**** EXTRAIT ****

Davantage de jeunes attirés par l’enseignement technique. Cette année, près de 75 000 candidats participent au concours d’entrée en première année des lycées techniques et professionnels (LTP), organisé les 18 et 19 juin dans les 188 centres d’examen répartis à travers les 24 régions du pays. Ce chiffre représente une hausse de 14 % par rapport à l’année précédente, témoignant de l’intérêt grandissant des élèves pour cette filière orientée vers l’emploi.
Face à cet engouement, le ministère de l’Enseignement technique et de la formation professionnelle (METFP) a renforcé les dispositifs d’organisation. “Toutes les consignes ont été données aux responsables, aussi bien sur le respect des horaires que sur le suivi des épreuves. Les parents peuvent être rassurés, il n’y a aucune inquiétude à avoir concernant le déroulement du concours”, rassure le ministre Todisoa Andriamampandry.
Selon lui, cette progression du nombre de candidats s’explique notamment par les opportunités offertes par l’enseignement technique, dont les formations sont conçues pour répondre aux besoins du marché du travail. “Nous continuerons à adapter les formations et à améliorer les équipements pédagogiques”, ajoute-t-il.

**** DONNÉES EXTRAITES ****

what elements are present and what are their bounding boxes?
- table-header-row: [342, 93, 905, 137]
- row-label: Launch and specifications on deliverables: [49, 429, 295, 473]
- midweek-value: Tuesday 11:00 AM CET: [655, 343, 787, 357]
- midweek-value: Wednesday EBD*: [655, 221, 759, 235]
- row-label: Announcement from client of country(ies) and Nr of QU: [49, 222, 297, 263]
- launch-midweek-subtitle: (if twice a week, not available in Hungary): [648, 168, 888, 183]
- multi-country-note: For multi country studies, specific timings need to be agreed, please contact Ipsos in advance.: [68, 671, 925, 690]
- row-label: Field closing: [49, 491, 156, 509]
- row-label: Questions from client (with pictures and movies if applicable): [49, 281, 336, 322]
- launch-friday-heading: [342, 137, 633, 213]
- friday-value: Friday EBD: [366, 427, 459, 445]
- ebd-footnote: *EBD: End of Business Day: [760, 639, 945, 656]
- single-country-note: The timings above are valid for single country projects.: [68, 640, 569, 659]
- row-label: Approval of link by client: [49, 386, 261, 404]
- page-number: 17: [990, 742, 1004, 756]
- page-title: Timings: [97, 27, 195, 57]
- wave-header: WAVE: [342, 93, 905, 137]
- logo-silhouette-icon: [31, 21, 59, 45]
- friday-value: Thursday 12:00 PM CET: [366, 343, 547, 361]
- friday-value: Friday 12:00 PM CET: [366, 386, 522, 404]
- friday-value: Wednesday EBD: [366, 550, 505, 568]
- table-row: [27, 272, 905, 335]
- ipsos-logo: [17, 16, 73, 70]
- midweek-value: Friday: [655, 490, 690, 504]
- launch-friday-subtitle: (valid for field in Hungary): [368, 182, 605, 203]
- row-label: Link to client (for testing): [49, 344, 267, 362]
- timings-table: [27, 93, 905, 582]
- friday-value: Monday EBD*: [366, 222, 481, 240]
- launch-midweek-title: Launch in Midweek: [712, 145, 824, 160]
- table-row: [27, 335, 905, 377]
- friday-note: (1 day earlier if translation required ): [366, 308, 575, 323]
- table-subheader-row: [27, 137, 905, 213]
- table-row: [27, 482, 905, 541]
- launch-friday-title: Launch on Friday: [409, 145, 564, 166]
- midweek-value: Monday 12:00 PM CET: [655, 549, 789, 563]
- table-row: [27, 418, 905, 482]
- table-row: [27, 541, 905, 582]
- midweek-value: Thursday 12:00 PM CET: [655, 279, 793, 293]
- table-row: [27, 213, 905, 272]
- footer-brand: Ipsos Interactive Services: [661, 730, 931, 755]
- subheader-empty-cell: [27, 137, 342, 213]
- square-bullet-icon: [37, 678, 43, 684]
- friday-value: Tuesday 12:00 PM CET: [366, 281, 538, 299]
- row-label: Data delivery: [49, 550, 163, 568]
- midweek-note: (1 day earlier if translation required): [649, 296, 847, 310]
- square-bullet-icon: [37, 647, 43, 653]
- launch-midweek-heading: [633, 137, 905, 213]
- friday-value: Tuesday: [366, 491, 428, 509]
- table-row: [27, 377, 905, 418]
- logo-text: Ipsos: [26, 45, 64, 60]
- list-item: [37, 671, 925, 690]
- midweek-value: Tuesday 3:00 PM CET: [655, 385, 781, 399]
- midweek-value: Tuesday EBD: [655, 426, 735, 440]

****

__CONSIGNE 1__
D'après l'extrait sur le concours d'entrée des lycées techniques et professionnels, dans combien de centres d'examen ce concours est-il organisé ?
__CONSIGNE 2__
Donnez la suite de l'extrait sur le concours d'entrée des lycées techniques et professionnels, à partir de sa dernière phrase.

__RÉPONSE ATTENDUE 1__
188 centres d'examen.

__RÉPONSE ATTENDUE 2__
Les candidats composent pendant deux jours sur six matières. Un test psychotechnique figure également parmi les épreuves afin d’évaluer les aptitudes des postulants, y compris ceux issus de l’enseignement général. “Nous proposons aujourd’hui 33 métiers, dont 30 filières de formation professionnelle initiale et trois filières technologiques générales ouvrant l’accès à l’université”, explique Jean Rémi Randriantsivery, directeur des examens.
Malgré les 75 000 candidatures enregistrées, la capacité d’accueil des quelque cent LTP du pays est limitée à 40 000 places pour la première année. Les corrections débutent immédiatement après chaque épreuve et les résultats sont attendus une dizaine de jours après la fin du concours.